Aim: Copy out every record precisely.

Raw records:
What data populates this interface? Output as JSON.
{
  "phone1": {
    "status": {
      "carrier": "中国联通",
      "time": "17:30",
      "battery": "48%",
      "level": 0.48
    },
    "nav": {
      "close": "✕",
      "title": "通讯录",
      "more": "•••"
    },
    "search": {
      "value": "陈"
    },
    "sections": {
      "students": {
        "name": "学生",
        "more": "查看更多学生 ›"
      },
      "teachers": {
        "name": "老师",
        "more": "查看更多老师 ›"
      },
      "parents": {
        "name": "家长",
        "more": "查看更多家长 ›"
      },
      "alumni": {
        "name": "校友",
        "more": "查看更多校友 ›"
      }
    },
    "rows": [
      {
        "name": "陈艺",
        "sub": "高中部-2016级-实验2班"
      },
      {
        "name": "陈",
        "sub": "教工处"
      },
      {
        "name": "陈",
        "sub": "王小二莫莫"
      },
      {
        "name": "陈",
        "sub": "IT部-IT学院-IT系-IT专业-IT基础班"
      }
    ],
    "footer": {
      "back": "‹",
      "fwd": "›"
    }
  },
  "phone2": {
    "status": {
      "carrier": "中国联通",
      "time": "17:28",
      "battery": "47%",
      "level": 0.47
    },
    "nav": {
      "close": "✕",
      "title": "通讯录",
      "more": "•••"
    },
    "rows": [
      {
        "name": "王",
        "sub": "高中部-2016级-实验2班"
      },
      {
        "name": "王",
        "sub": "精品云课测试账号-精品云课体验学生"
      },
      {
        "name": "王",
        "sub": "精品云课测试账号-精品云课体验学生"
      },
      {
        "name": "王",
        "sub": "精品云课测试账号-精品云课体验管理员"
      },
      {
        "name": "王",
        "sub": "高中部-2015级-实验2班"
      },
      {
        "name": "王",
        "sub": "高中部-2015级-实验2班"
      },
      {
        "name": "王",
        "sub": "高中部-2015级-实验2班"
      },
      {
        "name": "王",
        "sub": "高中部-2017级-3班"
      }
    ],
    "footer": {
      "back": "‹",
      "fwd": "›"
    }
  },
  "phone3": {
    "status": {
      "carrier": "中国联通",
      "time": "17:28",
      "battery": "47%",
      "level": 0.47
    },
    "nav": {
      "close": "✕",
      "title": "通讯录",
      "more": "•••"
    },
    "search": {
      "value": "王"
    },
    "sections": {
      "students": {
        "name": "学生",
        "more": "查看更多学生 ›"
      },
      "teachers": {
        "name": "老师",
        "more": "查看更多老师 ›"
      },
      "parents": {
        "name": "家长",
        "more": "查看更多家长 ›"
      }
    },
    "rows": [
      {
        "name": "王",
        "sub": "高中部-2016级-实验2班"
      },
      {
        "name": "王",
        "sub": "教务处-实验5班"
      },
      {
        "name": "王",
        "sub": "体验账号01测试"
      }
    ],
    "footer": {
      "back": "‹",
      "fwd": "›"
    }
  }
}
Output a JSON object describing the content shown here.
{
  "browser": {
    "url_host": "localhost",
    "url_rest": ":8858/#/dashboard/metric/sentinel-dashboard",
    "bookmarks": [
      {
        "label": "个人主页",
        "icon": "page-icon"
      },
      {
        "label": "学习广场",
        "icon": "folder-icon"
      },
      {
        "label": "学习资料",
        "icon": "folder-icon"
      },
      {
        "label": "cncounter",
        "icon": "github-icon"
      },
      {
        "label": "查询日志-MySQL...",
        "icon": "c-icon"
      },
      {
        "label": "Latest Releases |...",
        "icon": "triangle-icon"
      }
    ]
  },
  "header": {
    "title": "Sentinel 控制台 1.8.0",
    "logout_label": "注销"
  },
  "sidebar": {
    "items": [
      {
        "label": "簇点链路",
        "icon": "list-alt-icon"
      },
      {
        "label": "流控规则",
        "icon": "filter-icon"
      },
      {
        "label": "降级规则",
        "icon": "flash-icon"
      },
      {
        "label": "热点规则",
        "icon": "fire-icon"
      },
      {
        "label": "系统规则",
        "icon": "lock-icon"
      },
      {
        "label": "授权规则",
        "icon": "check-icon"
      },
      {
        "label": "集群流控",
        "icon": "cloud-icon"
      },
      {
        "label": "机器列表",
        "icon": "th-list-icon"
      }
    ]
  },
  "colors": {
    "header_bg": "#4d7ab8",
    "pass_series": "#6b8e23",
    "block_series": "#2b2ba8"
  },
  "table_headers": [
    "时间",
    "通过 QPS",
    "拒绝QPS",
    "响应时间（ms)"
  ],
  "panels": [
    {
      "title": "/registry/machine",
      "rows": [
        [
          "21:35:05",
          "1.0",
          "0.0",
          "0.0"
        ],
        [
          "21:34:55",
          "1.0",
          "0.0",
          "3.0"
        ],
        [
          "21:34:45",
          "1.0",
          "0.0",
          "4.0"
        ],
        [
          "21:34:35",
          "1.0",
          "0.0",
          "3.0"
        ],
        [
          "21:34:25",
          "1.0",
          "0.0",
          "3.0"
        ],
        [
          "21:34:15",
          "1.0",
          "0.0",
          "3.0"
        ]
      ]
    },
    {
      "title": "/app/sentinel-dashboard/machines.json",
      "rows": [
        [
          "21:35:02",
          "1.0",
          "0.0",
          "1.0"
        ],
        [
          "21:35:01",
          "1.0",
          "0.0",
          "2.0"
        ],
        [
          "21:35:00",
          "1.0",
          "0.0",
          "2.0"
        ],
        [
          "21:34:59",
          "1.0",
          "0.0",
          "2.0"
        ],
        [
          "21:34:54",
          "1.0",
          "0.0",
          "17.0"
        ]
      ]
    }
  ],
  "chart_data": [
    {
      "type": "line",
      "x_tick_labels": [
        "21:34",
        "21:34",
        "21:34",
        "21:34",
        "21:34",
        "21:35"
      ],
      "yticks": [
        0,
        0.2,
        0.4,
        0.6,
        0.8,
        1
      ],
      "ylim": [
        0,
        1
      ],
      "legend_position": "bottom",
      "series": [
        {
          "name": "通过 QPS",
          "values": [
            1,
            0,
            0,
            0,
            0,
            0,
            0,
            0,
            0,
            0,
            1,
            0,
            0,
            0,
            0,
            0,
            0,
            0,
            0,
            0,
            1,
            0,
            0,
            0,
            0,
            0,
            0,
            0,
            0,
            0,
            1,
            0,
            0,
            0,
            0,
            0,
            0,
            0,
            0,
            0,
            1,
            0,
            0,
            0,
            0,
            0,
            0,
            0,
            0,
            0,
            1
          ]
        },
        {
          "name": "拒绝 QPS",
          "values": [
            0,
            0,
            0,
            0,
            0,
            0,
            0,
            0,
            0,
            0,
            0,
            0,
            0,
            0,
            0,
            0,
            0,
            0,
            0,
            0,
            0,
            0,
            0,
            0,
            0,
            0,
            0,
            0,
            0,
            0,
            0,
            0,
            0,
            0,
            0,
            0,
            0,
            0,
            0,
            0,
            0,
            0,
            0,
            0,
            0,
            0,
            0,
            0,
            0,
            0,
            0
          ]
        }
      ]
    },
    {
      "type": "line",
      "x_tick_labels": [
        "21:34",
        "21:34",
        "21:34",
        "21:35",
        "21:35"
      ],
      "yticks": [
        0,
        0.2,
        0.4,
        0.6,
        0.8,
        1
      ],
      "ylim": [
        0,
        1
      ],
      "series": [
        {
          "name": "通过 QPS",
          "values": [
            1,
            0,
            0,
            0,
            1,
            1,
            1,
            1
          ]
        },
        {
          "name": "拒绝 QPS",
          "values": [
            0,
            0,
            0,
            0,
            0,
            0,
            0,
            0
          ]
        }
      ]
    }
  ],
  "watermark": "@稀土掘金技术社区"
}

Output of the task:
What data populates this interface? Output as JSON.
{
  "phone1": {
    "status": {
      "carrier": "中国联通",
      "time": "17:30",
      "battery": "48%",
      "level": 0.48
    },
    "nav": {
      "close": "✕",
      "title": "通讯录",
      "more": "•••"
    },
    "search": {
      "value": "陈"
    },
    "sections": {
      "students": {
        "name": "学生",
        "more": "查看更多学生 ›"
      },
      "teachers": {
        "name": "老师",
        "more": "查看更多老师 ›"
      },
      "parents": {
        "name": "家长",
        "more": "查看更多家长 ›"
      },
      "alumni": {
        "name": "校友",
        "more": "查看更多校友 ›"
      }
    },
    "rows": [
      {
        "name": "陈艺",
        "sub": "高中部-2016级-实验2班"
      },
      {
        "name": "陈",
        "sub": "教工处"
      },
      {
        "name": "陈",
        "sub": "王小二莫莫"
      },
      {
        "name": "陈",
        "sub": "IT部-IT学院-IT系-IT专业-IT基础班"
      }
    ],
    "footer": {
      "back": "‹",
      "fwd": "›"
    }
  },
  "phone2": {
    "status": {
      "carrier": "中国联通",
      "time": "17:28",
      "battery": "47%",
      "level": 0.47
    },
    "nav": {
      "close": "✕",
      "title": "通讯录",
      "more": "•••"
    },
    "rows": [
      {
        "name": "王",
        "sub": "高中部-2016级-实验2班"
      },
      {
        "name": "王",
        "sub": "精品云课测试账号-精品云课体验学生"
      },
      {
        "name": "王",
        "sub": "精品云课测试账号-精品云课体验学生"
      },
      {
        "name": "王",
        "sub": "精品云课测试账号-精品云课体验管理员"
      },
      {
        "name": "王",
        "sub": "高中部-2015级-实验2班"
      },
      {
        "name": "王",
        "sub": "高中部-2015级-实验2班"
      },
      {
        "name": "王",
        "sub": "高中部-2015级-实验2班"
      },
      {
        "name": "王",
        "sub": "高中部-2017级-3班"
      }
    ],
    "footer": {
      "back": "‹",
      "fwd": "›"
    }
  },
  "phone3": {
    "status": {
      "carrier": "中国联通",
      "time": "17:28",
      "battery": "47%",
      "level": 0.47
    },
    "nav": {
      "close": "✕",
      "title": "通讯录",
      "more": "•••"
    },
    "search": {
      "value": "王"
    },
    "sections": {
      "students": {
        "name": "学生",
        "more": "查看更多学生 ›"
      },
      "teachers": {
        "name": "老师",
        "more": "查看更多老师 ›"
      },
      "parents": {
        "name": "家长",
        "more": "查看更多家长 ›"
      }
    },
    "rows": [
      {
        "name": "王",
        "sub": "高中部-2016级-实验2班"
      },
      {
        "name": "王",
        "sub": "教务处-实验5班"
      },
      {
        "name": "王",
        "sub": "体验账号01测试"
      }
    ],
    "footer": {
      "back": "‹",
      "fwd": "›"
    }
  }
}
Output a JSON object describing the content shown here.
{
  "browser": {
    "url_host": "localhost",
    "url_rest": ":8858/#/dashboard/metric/sentinel-dashboard",
    "bookmarks": [
      {
        "label": "个人主页",
        "icon": "page-icon"
      },
      {
        "label": "学习广场",
        "icon": "folder-icon"
      },
      {
        "label": "学习资料",
        "icon": "folder-icon"
      },
      {
        "label": "cncounter",
        "icon": "github-icon"
      },
      {
        "label": "查询日志-MySQL...",
        "icon": "c-icon"
      },
      {
        "label": "Latest Releases |...",
        "icon": "triangle-icon"
      }
    ]
  },
  "header": {
    "title": "Sentinel 控制台 1.8.0",
    "logout_label": "注销"
  },
  "sidebar": {
    "items": [
      {
        "label": "簇点链路",
        "icon": "list-alt-icon"
      },
      {
        "label": "流控规则",
        "icon": "filter-icon"
      },
      {
        "label": "降级规则",
        "icon": "flash-icon"
      },
      {
        "label": "热点规则",
        "icon": "fire-icon"
      },
      {
        "label": "系统规则",
        "icon": "lock-icon"
      },
      {
        "label": "授权规则",
        "icon": "check-icon"
      },
      {
        "label": "集群流控",
        "icon": "cloud-icon"
      },
      {
        "label": "机器列表",
        "icon": "th-list-icon"
      }
    ]
  },
  "colors": {
    "header_bg": "#4d7ab8",
    "pass_series": "#6b8e23",
    "block_series": "#2b2ba8"
  },
  "table_headers": [
    "时间",
    "通过 QPS",
    "拒绝QPS",
    "响应时间（ms)"
  ],
  "panels": [
    {
      "title": "/registry/machine",
      "rows": [
        [
          "21:35:05",
          "1.0",
          "0.0",
          "0.0"
        ],
        [
          "21:34:55",
          "1.0",
          "0.0",
          "3.0"
        ],
        [
          "21:34:45",
          "1.0",
          "0.0",
          "4.0"
        ],
        [
          "21:34:35",
          "1.0",
          "0.0",
          "3.0"
        ],
        [
          "21:34:25",
          "1.0",
          "0.0",
          "3.0"
        ],
        [
          "21:34:15",
          "1.0",
          "0.0",
          "3.0"
        ]
      ]
    },
    {
      "title": "/app/sentinel-dashboard/machines.json",
      "rows": [
        [
          "21:35:02",
          "1.0",
          "0.0",
          "1.0"
        ],
        [
          "21:35:01",
          "1.0",
          "0.0",
          "2.0"
        ],
        [
          "21:35:00",
          "1.0",
          "0.0",
          "2.0"
        ],
        [
          "21:34:59",
          "1.0",
          "0.0",
          "2.0"
        ],
        [
          "21:34:54",
          "1.0",
          "0.0",
          "17.0"
        ]
      ]
    }
  ],
  "chart_data": [
    {
      "type": "line",
      "x_tick_labels": [
        "21:34",
        "21:34",
        "21:34",
        "21:34",
        "21:34",
        "21:35"
      ],
      "yticks": [
        0,
        0.2,
        0.4,
        0.6,
        0.8,
        1
      ],
      "ylim": [
        0,
        1
      ],
      "legend_position": "bottom",
      "series": [
        {
          "name": "通过 QPS",
          "values": [
            1,
            0,
            0,
            0,
            0,
            0,
            0,
            0,
            0,
            0,
            1,
            0,
            0,
            0,
            0,
            0,
            0,
            0,
            0,
            0,
            1,
            0,
            0,
            0,
            0,
            0,
            0,
            0,
            0,
            0,
            1,
            0,
            0,
            0,
            0,
            0,
            0,
            0,
            0,
            0,
            1,
            0,
            0,
            0,
            0,
            0,
            0,
            0,
            0,
            0,
            1
          ]
        },
        {
          "name": "拒绝 QPS",
          "values": [
            0,
            0,
            0,
            0,
            0,
            0,
            0,
            0,
            0,
            0,
            0,
            0,
            0,
            0,
            0,
            0,
            0,
            0,
            0,
            0,
            0,
            0,
            0,
            0,
            0,
            0,
            0,
            0,
            0,
            0,
            0,
            0,
            0,
            0,
            0,
            0,
            0,
            0,
            0,
            0,
            0,
            0,
            0,
            0,
            0,
            0,
            0,
            0,
            0,
            0,
            0
          ]
        }
      ]
    },
    {
      "type": "line",
      "x_tick_labels": [
        "21:34",
        "21:34",
        "21:34",
        "21:35",
        "21:35"
      ],
      "yticks": [
        0,
        0.2,
        0.4,
        0.6,
        0.8,
        1
      ],
      "ylim": [
        0,
        1
      ],
      "series": [
        {
          "name": "通过 QPS",
          "values": [
            1,
            0,
            0,
            0,
            1,
            1,
            1,
            1
          ]
        },
        {
          "name": "拒绝 QPS",
          "values": [
            0,
            0,
            0,
            0,
            0,
            0,
            0,
            0
          ]
        }
      ]
    }
  ],
  "watermark": "@稀土掘金技术社区"
}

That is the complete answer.